* [Problem description]:
Tally the lines with the word "Pinot" and report the number alone.

* [Stored records]:
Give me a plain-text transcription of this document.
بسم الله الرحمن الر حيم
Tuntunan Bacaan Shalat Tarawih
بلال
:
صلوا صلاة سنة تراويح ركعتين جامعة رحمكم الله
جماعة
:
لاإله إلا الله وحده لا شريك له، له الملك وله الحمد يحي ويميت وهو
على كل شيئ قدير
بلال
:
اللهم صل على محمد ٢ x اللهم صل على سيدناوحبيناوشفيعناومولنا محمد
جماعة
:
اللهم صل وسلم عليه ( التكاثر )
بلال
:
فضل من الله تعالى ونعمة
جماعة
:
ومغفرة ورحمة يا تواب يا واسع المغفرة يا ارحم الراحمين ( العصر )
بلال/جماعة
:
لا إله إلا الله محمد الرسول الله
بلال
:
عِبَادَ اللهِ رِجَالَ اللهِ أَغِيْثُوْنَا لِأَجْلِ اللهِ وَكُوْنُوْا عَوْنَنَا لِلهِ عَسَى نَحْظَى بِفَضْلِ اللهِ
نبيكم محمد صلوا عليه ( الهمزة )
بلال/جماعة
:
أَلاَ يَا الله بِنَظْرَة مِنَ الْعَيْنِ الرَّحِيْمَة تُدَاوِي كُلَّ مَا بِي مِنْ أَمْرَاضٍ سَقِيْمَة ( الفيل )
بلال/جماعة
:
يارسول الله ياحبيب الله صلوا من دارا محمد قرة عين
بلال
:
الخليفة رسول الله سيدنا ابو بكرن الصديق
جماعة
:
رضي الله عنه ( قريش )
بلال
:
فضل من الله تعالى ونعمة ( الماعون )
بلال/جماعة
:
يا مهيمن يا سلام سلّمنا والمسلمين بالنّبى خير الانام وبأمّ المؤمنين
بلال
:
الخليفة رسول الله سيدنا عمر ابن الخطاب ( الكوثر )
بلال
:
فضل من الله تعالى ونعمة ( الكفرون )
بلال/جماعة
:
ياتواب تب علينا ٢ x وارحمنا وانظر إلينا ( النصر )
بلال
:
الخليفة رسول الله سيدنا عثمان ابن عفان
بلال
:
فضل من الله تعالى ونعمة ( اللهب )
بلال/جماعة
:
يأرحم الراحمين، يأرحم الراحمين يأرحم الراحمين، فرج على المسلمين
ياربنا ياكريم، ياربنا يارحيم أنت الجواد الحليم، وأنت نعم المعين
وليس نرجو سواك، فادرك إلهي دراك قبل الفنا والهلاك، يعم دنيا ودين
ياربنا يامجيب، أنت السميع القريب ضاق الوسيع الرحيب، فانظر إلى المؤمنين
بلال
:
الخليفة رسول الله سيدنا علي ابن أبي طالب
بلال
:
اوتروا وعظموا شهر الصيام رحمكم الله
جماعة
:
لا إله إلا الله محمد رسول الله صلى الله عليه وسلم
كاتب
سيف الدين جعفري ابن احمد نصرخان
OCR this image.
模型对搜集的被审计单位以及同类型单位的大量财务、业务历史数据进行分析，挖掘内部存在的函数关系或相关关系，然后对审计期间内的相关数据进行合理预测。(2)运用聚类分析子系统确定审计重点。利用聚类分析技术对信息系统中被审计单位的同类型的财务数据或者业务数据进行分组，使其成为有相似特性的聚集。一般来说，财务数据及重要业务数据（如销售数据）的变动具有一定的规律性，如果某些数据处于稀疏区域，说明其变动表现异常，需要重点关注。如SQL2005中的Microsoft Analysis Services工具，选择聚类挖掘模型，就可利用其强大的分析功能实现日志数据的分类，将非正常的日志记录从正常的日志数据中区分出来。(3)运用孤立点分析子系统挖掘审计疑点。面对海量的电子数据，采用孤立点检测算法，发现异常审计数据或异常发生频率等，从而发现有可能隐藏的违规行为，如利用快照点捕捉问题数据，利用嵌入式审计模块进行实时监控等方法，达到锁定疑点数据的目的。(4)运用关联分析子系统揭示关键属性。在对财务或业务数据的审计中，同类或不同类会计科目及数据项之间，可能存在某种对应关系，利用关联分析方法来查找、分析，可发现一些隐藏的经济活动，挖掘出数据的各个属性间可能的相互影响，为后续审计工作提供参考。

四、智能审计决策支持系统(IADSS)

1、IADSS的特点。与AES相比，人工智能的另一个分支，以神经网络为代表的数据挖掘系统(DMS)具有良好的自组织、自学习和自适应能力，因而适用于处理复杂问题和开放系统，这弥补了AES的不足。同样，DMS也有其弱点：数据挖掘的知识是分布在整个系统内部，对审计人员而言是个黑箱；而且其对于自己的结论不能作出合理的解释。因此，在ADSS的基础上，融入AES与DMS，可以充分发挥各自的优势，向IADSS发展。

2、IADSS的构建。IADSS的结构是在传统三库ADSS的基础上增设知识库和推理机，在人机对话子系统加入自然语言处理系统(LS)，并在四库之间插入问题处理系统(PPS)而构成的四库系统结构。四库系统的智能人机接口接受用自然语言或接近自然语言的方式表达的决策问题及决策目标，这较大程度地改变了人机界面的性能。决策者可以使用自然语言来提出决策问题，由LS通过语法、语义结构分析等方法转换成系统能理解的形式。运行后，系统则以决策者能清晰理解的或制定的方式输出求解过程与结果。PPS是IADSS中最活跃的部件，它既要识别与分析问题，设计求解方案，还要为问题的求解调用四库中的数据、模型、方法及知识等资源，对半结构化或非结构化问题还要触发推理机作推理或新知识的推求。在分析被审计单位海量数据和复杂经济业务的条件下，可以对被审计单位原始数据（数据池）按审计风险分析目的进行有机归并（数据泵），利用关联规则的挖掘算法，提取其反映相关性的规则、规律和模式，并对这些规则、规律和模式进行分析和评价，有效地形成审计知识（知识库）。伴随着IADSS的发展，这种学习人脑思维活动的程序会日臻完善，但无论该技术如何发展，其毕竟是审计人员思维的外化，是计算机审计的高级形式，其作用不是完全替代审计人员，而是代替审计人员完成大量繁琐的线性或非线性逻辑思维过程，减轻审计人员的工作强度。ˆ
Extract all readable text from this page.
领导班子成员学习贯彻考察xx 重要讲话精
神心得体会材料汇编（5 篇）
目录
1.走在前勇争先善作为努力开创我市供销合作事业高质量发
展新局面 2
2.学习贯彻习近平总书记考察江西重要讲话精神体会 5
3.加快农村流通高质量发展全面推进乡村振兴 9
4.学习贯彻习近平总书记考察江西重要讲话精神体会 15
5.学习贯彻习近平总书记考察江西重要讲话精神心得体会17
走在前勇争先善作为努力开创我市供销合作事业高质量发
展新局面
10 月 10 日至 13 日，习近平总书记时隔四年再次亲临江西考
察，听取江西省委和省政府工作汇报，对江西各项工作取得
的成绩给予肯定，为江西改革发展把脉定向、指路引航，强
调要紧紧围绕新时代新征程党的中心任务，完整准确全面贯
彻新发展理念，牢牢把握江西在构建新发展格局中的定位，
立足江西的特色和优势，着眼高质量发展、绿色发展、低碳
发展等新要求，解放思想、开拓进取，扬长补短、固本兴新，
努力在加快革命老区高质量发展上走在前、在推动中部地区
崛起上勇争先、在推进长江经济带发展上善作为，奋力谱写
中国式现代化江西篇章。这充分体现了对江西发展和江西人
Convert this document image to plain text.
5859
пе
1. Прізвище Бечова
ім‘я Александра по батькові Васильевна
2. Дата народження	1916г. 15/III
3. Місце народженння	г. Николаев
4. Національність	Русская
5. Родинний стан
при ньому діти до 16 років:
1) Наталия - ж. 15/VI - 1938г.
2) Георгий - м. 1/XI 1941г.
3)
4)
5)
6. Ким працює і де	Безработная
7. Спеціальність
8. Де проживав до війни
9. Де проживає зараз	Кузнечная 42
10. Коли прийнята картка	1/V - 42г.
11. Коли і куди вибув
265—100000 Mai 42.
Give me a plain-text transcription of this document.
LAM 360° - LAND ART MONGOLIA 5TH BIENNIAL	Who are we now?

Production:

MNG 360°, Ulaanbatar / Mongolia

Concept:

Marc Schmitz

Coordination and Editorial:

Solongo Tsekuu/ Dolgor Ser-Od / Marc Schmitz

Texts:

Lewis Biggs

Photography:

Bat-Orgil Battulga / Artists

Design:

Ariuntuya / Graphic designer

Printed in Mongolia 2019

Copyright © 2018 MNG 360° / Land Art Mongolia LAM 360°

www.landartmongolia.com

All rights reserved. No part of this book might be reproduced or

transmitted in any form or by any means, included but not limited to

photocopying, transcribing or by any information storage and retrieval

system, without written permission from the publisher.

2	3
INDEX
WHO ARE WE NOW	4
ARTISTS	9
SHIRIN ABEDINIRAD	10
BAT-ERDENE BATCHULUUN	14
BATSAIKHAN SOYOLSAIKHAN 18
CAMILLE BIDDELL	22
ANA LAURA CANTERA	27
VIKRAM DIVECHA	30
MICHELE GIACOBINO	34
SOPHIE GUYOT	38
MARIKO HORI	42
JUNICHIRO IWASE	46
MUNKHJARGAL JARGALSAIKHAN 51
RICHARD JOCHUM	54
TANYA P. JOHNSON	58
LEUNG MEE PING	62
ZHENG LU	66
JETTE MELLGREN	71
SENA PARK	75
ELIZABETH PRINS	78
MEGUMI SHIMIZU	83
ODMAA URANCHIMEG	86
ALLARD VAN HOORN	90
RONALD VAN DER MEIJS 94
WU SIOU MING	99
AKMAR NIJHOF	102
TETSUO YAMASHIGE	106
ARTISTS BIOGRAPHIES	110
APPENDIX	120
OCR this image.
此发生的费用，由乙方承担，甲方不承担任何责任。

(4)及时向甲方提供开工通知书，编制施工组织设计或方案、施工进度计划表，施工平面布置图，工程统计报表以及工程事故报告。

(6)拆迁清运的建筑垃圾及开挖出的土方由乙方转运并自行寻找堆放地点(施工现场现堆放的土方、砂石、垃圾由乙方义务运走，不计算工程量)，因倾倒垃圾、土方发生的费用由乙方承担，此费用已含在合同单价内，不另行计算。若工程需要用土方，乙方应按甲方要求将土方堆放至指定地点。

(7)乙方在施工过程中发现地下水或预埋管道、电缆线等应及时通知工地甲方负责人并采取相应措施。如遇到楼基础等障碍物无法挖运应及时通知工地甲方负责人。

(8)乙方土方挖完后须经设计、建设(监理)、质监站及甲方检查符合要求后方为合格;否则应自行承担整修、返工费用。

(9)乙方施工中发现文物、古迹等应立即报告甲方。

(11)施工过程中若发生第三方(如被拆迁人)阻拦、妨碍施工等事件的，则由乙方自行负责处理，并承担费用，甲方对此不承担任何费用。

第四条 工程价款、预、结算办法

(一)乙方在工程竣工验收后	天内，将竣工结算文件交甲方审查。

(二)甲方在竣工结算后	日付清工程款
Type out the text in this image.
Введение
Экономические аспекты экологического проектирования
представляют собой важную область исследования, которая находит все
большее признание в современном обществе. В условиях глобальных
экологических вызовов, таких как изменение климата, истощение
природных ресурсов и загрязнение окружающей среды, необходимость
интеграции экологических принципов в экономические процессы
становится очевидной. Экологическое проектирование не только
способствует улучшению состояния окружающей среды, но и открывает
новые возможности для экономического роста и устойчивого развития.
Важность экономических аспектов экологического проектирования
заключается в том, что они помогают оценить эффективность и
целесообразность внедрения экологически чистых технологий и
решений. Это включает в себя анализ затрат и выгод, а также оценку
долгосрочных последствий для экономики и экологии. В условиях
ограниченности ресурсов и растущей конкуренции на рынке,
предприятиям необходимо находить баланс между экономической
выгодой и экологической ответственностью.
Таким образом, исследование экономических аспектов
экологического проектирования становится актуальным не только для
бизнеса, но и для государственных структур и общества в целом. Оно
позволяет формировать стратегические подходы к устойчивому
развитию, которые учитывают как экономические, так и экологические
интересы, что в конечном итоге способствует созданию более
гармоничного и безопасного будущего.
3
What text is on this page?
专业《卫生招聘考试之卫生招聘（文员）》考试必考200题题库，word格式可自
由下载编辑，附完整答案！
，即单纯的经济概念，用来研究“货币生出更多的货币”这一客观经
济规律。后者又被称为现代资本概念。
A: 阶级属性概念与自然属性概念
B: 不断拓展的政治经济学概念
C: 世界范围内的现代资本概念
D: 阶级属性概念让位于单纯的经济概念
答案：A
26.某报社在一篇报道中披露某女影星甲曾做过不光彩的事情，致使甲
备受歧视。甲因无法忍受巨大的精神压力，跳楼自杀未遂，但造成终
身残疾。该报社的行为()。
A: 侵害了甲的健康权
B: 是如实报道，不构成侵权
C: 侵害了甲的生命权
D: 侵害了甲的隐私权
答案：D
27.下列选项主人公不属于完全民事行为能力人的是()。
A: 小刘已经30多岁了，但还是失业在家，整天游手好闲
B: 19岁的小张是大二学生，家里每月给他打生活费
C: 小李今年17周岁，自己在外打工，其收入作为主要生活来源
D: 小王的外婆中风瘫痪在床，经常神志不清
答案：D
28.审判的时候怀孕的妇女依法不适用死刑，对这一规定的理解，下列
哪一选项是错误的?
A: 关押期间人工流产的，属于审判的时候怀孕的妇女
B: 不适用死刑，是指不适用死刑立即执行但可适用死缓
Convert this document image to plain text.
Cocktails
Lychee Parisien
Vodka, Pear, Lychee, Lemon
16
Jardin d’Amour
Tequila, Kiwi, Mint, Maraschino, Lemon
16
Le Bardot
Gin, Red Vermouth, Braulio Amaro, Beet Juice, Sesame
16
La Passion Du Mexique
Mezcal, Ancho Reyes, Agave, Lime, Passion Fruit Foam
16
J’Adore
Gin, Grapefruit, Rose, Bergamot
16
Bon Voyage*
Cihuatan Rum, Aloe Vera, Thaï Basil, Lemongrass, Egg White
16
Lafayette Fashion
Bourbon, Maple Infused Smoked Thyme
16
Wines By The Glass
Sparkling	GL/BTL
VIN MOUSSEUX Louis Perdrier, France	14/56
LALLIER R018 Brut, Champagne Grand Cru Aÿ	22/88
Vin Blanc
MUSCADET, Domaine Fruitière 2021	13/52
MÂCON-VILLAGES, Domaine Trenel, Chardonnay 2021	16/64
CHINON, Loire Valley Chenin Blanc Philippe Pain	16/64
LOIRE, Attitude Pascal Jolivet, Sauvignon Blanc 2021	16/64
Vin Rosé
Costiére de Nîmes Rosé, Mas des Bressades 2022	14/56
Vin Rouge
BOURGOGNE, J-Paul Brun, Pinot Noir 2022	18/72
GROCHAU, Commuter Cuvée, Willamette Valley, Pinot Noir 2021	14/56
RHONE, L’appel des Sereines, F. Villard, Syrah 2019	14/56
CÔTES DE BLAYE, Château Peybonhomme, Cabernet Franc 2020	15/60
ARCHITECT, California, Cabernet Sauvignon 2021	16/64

* [Output of the task]:
2